Data entries for graphics:
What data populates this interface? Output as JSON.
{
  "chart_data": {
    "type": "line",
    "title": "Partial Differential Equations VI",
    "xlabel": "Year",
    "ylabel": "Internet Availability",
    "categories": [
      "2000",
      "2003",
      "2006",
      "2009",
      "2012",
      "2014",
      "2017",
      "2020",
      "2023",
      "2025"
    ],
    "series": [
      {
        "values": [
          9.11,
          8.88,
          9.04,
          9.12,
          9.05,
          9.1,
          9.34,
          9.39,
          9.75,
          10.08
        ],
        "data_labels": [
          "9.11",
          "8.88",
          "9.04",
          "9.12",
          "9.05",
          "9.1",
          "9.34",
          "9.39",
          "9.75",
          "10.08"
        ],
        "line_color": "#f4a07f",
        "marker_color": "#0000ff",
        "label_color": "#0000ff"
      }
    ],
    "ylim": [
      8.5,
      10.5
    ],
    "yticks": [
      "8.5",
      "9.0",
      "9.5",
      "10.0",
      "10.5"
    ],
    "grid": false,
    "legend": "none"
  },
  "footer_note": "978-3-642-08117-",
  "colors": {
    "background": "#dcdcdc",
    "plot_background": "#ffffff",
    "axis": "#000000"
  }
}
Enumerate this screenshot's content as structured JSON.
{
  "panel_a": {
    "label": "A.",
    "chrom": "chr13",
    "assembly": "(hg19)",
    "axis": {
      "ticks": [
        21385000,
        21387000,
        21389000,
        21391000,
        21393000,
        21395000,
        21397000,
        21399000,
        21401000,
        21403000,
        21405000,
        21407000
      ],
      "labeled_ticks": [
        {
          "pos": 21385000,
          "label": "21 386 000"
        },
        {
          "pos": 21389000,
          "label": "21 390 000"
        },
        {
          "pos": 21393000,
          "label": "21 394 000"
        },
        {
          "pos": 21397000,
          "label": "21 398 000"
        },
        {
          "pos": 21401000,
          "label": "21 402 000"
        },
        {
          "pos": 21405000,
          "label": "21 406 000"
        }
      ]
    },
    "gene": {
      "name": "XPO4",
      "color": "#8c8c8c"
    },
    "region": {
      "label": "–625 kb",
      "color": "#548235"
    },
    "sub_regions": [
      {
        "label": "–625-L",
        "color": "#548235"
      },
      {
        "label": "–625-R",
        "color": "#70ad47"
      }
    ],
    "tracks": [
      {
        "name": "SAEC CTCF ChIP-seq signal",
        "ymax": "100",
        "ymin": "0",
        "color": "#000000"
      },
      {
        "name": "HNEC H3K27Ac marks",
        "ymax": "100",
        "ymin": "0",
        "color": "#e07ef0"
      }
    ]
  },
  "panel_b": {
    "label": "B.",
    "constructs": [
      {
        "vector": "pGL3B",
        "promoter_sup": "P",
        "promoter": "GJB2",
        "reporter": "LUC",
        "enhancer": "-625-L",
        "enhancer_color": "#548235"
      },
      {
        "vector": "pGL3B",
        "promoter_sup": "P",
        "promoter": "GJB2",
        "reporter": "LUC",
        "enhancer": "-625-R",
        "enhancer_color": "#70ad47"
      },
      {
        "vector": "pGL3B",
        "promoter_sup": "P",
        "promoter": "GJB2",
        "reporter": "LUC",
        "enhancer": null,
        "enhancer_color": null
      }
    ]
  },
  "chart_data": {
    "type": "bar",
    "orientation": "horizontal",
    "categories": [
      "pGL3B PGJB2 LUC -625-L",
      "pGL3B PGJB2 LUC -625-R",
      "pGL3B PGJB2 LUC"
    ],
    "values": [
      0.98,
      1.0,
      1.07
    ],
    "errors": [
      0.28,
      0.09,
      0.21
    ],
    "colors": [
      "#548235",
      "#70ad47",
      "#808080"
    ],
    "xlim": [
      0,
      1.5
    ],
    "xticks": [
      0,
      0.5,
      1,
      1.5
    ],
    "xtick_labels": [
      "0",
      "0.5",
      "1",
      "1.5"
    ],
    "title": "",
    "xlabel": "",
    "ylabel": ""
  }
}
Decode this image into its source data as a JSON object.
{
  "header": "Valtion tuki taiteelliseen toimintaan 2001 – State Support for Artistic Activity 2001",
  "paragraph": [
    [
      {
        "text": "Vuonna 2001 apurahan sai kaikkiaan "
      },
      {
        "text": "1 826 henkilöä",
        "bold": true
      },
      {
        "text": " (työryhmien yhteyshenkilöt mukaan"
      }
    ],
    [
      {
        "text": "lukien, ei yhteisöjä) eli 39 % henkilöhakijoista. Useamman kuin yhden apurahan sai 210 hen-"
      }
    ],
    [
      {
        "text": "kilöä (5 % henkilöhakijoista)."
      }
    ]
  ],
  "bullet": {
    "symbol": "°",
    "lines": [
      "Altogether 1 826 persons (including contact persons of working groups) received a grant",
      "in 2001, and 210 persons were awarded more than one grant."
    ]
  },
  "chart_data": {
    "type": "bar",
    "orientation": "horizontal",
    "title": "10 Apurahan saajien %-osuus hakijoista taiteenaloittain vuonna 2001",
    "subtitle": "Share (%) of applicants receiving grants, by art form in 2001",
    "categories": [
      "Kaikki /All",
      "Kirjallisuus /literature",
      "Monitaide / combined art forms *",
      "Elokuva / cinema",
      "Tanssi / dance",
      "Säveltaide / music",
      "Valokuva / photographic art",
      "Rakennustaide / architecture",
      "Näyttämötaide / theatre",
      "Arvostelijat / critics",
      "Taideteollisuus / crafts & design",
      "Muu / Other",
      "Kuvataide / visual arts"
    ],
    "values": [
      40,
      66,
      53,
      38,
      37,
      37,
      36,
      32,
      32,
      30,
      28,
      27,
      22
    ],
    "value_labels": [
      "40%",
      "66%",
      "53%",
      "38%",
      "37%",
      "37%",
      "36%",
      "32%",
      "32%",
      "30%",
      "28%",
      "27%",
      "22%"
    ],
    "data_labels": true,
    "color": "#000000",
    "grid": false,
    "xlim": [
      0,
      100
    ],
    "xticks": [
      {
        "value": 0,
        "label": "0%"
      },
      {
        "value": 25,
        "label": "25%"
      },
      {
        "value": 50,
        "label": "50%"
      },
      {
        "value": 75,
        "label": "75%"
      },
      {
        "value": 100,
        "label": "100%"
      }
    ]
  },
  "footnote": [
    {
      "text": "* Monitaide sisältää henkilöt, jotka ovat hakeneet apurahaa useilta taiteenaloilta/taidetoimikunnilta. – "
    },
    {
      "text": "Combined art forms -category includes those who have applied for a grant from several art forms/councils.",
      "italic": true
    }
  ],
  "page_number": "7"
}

=== To do ===
Pick out every line of the listing containing the word "JSON", and show those lines.

=== Answer in full ===
What data populates this interface? Output as JSON.
Enumerate this screenshot's content as structured JSON.
Decode this image into its source data as a JSON object.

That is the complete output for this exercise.